- [Work to do]: Extract the full set of records that follows, word for word.
:: Given entries
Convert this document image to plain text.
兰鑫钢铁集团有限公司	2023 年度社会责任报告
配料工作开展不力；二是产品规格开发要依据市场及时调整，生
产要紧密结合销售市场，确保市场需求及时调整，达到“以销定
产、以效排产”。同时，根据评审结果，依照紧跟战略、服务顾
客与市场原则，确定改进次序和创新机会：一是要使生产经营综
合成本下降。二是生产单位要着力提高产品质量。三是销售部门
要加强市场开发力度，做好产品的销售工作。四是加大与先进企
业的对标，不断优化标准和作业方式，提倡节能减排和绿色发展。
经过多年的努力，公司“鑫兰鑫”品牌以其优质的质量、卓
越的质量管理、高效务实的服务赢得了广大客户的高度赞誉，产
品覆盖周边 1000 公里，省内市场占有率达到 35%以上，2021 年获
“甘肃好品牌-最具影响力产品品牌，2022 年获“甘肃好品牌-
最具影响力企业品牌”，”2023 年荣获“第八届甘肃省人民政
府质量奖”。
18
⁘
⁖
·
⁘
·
::::
- [Finished exercise]:
Convert this document image to plain text.
兰鑫钢铁集团有限公司	2023 年度社会责任报告
配料工作开展不力；二是产品规格开发要依据市场及时调整，生
产要紧密结合销售市场，确保市场需求及时调整，达到“以销定
产、以效排产”。同时，根据评审结果，依照紧跟战略、服务顾
客与市场原则，确定改进次序和创新机会：一是要使生产经营综
合成本下降。二是生产单位要着力提高产品质量。三是销售部门
要加强市场开发力度，做好产品的销售工作。四是加大与先进企
业的对标，不断优化标准和作业方式，提倡节能减排和绿色发展。
经过多年的努力，公司“鑫兰鑫”品牌以其优质的质量、卓
越的质量管理、高效务实的服务赢得了广大客户的高度赞誉，产
品覆盖周边 1000 公里，省内市场占有率达到 35%以上，2021 年获
“甘肃好品牌-最具影响力产品品牌，2022 年获“甘肃好品牌-
最具影响力企业品牌”，”2023 年荣获“第八届甘肃省人民政
府质量奖”。
18
⁘
⁖
·
⁘
·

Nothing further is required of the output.